#### Lines of data:
_ _ _ _ _
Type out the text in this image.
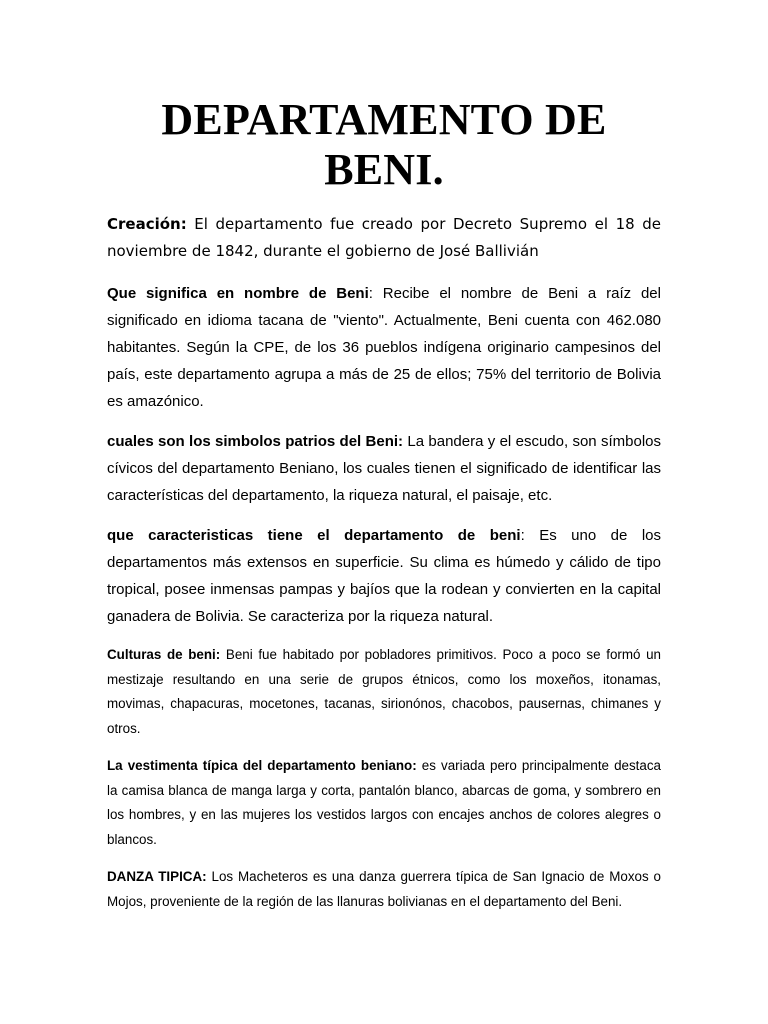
DEPARTAMENTO DE
BENI.

Creación: El departamento fue creado por Decreto Supremo el 18 de noviembre de 1842, durante el gobierno de José Ballivián

Que significa en nombre de Beni: Recibe el nombre de Beni a raíz del significado en idioma tacana de "viento". Actualmente, Beni cuenta con 462.080 habitantes. Según la CPE, de los 36 pueblos indígena originario campesinos del país, este departamento agrupa a más de 25 de ellos; 75% del territorio de Bolivia es amazónico.

cuales son los simbolos patrios del Beni: La bandera y el escudo, son símbolos cívicos del departamento Beniano, los cuales tienen el significado de identificar las características del departamento, la riqueza natural, el paisaje, etc.

que caracteristicas tiene el departamento de beni: Es uno de los departamentos más extensos en superficie. Su clima es húmedo y cálido de tipo tropical, posee inmensas pampas y bajíos que la rodean y convierten en la capital ganadera de Bolivia. Se caracteriza por la riqueza natural.

Culturas de beni: Beni fue habitado por pobladores primitivos. Poco a poco se formó un mestizaje resultando en una serie de grupos étnicos, como los moxeños, itonamas, movimas, chapacuras, mocetones, tacanas, sirionónos, chacobos, pausernas, chimanes y otros.

La vestimenta típica del departamento beniano: es variada pero principalmente destaca la camisa blanca de manga larga y corta, pantalón blanco, abarcas de goma, y sombrero en los hombres, y en las mujeres los vestidos largos con encajes anchos de colores alegres o blancos.

DANZA TIPICA: Los Macheteros es una danza guerrera típica de San Ignacio de Moxos o Mojos, proveniente de la región de las llanuras bolivianas en el departamento del Beni.
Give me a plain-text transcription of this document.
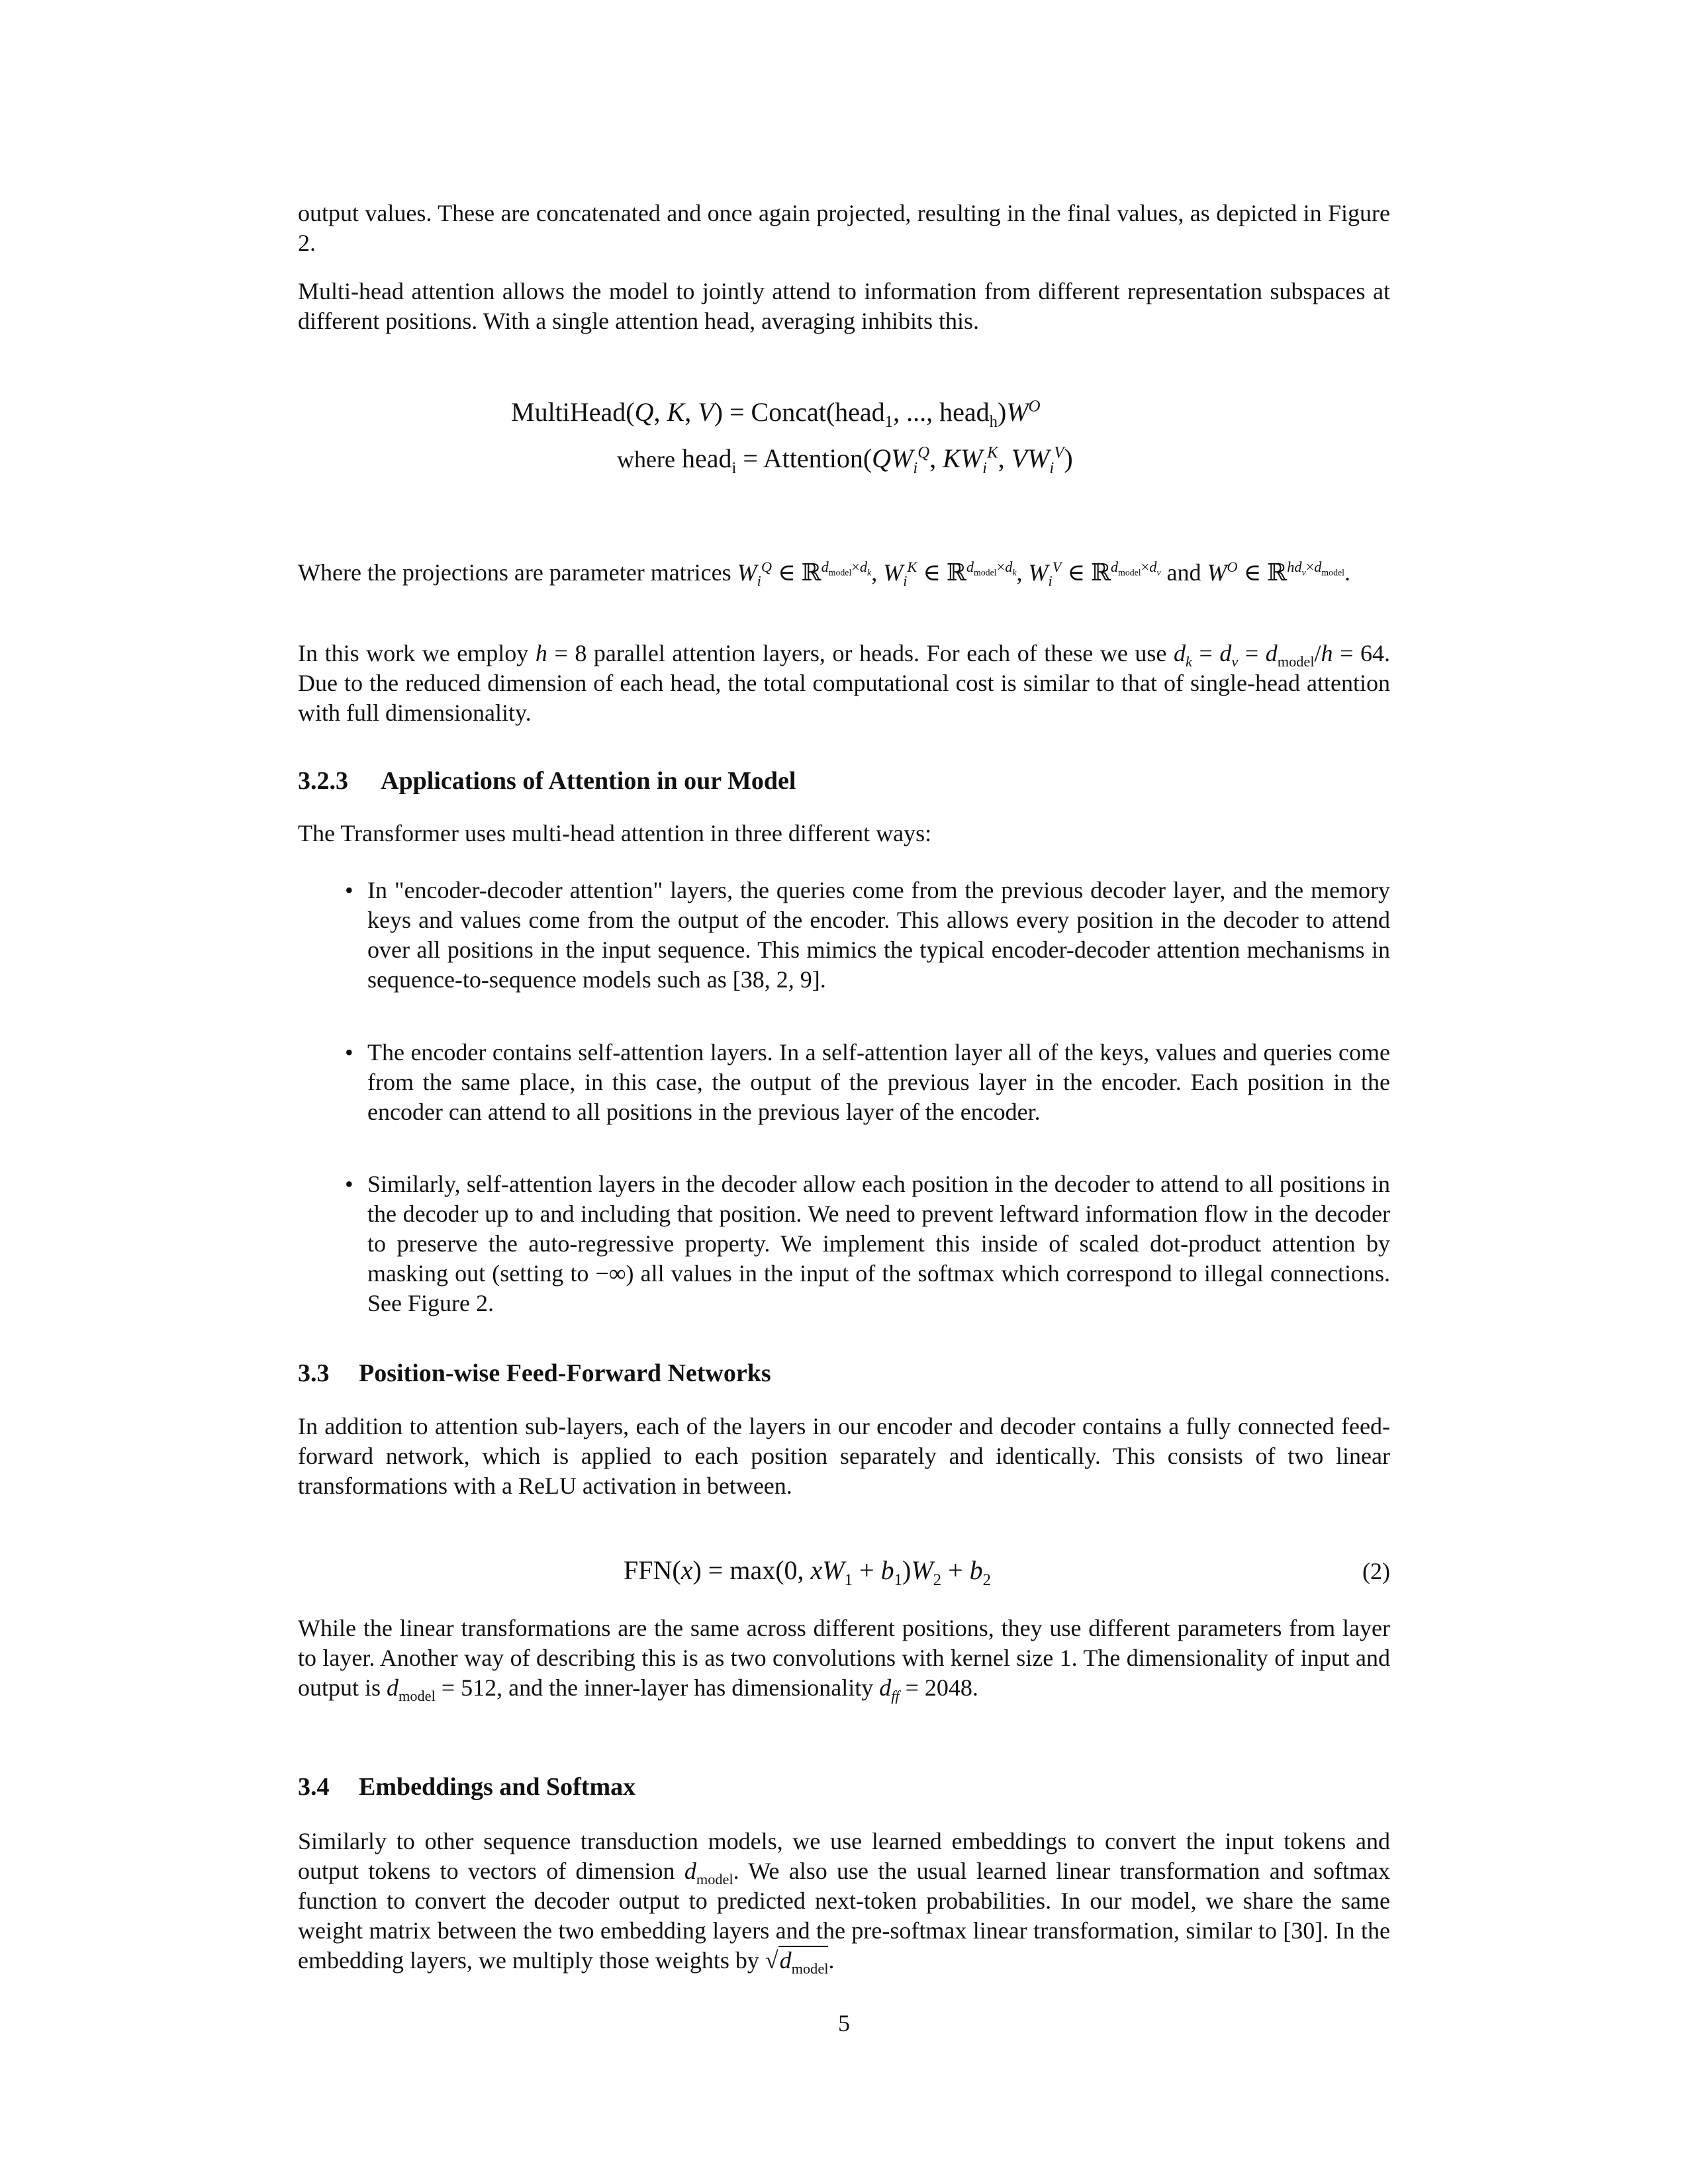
output values. These are concatenated and once again projected, resulting in the final values, as depicted in Figure 2.

Multi-head attention allows the model to jointly attend to information from different representation subspaces at different positions. With a single attention head, averaging inhibits this.

MultiHead(Q, K, V) = Concat(head$_1$, ..., $head_h)W^O$
where head$_i$ = $Attention(QW_i^Q$, $KW_i^K$, $VW_i^V$)

Where the projections are parameter matrices $W_i^Q$ ∈ ℝ$^{d_{model}\times d_k}$, $W_i^K$ ∈ ℝ$^{d_{model}\times d_k}$, $W_i^V$ ∈ ℝ$^{d_{model}\times d_v}$ and $W^O$ ∈ ℝ$^{hd_v\times d_{model}}$.

In this work we employ h = 8 parallel attention layers, or heads. For each of these we use $d_k = d_v = d_{model}/h = 64$. Due to the reduced dimension of each head, the total computational cost is similar to that of single-head attention with full dimensionality.

3.2.3 Applications of Attention in our Model

The Transformer uses multi-head attention in three different ways:

• In "encoder-decoder attention" layers, the queries come from the previous decoder layer, and the memory keys and values come from the output of the encoder. This allows every position in the decoder to attend over all positions in the input sequence. This mimics the typical encoder-decoder attention mechanisms in sequence-to-sequence models such as [38, 2, 9].

• The encoder contains self-attention layers. In a self-attention layer all of the keys, values and queries come from the same place, in this case, the output of the previous layer in the encoder. Each position in the encoder can attend to all positions in the previous layer of the encoder.

• Similarly, self-attention layers in the decoder allow each position in the decoder to attend to all positions in the decoder up to and including that position. We need to prevent leftward information flow in the decoder to preserve the auto-regressive property. We implement this inside of scaled dot-product attention by masking out (setting to −∞) all values in the input of the softmax which correspond to illegal connections. See Figure 2.

3.3 Position-wise Feed-Forward Networks

In addition to attention sub-layers, each of the layers in our encoder and decoder contains a fully connected feed-forward network, which is applied to each position separately and identically. This consists of two linear transformations with a ReLU activation in between.

FFN(x) = max(0, $xW_1 + b_1)W_2 + b_2$	(2)

While the linear transformations are the same across different positions, they use different parameters from layer to layer. Another way of describing this is as two convolutions with kernel size 1. The dimensionality of input and output is $d_{model} = 512$, and the inner-layer has dimensionality $d_{ff} = 2048$.

3.4 Embeddings and Softmax

Similarly to other sequence transduction models, we use learned embeddings to convert the input tokens and output tokens to vectors of dimension $d_{model}$. We also use the usual learned linear transformation and softmax function to convert the decoder output to predicted next-token probabilities. In our model, we share the same weight matrix between the two embedding layers and the pre-softmax linear transformation, similar to [30]. In the embedding layers, we multiply those weights by $√d_{model}$.

5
_ _ _ _ _
#### Given problem:
Looking at the records above, count the lines where the word "self" appears. State only the number.

#### The answer:
2